**Request**
Copy, from the entries below, each line in which the string "this" appears.

**Input records**
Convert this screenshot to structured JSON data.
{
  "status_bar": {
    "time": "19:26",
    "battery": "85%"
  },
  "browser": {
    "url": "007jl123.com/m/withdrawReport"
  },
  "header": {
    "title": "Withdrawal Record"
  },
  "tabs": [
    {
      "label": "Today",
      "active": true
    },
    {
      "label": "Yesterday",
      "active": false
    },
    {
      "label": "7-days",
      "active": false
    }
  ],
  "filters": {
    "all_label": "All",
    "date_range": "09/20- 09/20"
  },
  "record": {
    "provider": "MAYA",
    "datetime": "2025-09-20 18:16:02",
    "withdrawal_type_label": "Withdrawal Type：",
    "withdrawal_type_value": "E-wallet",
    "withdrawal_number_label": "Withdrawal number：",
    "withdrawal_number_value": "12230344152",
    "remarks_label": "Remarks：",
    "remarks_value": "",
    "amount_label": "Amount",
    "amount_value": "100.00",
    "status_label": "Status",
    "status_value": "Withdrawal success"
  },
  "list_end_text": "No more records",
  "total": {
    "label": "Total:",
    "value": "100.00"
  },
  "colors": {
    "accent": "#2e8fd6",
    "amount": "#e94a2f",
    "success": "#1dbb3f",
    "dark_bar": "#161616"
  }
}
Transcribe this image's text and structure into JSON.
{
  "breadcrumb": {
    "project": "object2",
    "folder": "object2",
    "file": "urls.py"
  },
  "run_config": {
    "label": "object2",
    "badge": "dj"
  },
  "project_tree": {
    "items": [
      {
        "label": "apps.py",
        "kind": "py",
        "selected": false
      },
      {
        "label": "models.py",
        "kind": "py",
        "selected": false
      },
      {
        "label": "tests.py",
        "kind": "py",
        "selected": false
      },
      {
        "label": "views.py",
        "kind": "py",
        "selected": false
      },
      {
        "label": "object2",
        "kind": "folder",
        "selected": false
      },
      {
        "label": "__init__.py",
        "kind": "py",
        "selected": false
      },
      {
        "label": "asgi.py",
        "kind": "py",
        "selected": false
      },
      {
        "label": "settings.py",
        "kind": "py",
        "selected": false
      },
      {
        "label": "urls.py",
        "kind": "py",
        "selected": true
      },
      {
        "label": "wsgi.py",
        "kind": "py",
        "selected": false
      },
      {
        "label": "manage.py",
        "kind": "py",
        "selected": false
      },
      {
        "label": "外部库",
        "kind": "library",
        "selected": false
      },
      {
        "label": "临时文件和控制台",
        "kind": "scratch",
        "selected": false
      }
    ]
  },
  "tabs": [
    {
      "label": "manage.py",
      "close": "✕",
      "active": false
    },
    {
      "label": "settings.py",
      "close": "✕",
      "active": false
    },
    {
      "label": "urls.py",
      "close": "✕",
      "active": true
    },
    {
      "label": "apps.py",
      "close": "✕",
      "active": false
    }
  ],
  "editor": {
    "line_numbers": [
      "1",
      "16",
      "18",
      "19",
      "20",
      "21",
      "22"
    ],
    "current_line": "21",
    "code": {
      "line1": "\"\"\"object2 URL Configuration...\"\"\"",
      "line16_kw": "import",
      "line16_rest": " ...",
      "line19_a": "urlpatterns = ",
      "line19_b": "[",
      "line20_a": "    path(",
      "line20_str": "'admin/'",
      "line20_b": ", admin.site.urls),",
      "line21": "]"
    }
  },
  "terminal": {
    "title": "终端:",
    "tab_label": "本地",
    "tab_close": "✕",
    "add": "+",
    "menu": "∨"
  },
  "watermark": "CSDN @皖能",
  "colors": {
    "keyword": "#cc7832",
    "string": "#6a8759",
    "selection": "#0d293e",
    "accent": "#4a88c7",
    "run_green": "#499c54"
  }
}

**Final result**
Convert this screenshot to structured JSON data.
Transcribe this image's text and structure into JSON.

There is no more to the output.